┌────────
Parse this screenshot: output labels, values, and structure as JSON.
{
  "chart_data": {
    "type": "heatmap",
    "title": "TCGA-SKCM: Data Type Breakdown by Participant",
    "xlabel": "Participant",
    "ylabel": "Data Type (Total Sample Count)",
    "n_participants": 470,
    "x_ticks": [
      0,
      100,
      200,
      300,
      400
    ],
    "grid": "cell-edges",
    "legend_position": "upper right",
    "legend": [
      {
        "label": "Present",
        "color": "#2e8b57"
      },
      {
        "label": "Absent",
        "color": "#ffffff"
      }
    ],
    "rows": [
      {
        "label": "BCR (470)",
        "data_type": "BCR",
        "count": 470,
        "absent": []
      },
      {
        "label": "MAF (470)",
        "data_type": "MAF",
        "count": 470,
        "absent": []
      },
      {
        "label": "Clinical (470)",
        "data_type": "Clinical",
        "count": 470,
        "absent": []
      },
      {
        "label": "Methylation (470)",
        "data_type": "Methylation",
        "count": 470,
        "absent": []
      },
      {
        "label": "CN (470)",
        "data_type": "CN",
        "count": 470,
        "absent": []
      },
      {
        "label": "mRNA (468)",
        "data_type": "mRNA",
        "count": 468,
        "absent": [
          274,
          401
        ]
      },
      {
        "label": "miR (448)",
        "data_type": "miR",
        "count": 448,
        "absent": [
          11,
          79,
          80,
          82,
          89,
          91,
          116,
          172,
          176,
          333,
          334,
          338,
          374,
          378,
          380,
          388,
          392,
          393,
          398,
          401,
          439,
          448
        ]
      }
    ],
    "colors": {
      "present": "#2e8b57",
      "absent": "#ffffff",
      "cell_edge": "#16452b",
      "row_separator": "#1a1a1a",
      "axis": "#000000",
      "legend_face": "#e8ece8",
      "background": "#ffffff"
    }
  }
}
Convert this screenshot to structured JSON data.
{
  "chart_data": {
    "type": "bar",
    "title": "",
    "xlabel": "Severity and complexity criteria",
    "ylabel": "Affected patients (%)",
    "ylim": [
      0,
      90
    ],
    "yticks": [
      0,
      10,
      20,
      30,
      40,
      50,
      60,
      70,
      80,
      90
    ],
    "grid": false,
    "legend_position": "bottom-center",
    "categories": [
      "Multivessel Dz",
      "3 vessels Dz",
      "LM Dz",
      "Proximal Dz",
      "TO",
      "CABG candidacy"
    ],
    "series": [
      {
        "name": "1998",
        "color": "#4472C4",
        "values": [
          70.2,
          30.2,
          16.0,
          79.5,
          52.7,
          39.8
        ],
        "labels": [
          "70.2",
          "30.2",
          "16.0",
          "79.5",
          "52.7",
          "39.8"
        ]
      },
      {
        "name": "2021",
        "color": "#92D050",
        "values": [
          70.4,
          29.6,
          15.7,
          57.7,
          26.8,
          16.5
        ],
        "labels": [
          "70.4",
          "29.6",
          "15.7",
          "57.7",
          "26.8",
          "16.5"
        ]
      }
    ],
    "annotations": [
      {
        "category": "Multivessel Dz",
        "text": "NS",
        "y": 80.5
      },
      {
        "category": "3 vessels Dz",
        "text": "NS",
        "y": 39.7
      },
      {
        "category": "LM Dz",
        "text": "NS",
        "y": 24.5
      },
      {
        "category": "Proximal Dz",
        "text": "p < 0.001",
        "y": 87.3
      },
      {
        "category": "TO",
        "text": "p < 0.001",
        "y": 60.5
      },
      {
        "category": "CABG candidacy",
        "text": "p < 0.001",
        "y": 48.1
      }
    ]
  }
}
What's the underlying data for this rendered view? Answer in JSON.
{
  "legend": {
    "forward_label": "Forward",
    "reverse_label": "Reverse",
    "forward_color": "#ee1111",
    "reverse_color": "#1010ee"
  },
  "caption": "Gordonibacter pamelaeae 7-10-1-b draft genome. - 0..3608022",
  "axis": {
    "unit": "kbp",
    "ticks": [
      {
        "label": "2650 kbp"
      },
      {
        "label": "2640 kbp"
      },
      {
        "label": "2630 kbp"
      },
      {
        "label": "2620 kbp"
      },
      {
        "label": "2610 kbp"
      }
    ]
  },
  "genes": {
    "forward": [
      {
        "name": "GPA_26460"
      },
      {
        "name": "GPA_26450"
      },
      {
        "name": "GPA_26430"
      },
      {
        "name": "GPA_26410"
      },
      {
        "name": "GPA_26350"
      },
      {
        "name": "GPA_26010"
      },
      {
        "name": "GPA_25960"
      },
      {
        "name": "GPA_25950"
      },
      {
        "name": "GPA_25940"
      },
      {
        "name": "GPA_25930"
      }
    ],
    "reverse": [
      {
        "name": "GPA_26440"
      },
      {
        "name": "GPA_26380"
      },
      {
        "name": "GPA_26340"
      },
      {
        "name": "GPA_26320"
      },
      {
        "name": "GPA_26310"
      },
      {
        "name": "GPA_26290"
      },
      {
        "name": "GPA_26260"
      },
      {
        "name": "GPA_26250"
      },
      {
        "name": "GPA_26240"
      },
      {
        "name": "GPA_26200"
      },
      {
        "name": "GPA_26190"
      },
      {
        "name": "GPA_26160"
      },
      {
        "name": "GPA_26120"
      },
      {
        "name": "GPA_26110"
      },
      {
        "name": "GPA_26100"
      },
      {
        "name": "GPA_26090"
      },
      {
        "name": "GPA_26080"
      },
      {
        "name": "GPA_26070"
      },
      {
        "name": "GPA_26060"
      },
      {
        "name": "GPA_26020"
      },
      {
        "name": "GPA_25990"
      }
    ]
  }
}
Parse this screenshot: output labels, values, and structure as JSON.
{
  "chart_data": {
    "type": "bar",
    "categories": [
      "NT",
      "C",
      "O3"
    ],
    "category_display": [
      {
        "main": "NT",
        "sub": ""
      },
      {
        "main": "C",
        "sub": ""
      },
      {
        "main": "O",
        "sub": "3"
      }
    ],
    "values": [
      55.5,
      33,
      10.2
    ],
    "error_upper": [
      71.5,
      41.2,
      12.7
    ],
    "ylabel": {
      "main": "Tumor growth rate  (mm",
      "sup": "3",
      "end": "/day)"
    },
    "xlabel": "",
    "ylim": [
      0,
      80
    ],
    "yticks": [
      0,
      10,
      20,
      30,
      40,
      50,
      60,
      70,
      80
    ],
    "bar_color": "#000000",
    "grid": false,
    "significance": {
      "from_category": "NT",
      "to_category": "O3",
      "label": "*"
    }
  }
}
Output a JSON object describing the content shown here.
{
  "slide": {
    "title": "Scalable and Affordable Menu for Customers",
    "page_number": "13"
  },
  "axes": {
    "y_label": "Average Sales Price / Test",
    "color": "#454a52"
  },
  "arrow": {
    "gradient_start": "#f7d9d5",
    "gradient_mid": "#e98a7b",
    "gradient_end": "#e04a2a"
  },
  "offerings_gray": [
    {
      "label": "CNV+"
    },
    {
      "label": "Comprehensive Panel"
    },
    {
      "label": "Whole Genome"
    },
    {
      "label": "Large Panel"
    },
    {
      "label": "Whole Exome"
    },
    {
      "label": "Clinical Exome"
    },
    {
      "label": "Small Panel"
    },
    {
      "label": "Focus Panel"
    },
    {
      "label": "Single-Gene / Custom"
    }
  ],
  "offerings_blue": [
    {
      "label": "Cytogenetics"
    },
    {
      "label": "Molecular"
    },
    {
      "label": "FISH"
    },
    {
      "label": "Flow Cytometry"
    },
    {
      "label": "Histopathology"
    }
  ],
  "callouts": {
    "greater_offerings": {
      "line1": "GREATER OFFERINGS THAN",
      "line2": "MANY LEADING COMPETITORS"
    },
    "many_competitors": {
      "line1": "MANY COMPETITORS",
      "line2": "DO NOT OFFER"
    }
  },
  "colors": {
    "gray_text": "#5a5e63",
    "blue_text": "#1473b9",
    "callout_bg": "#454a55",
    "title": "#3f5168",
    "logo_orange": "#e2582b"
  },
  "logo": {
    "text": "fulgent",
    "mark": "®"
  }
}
└────────
Scan the entries above for lines with "CABG" in them, then report how many there are as a plain number.

**WRITTEN RESPONSE:** 2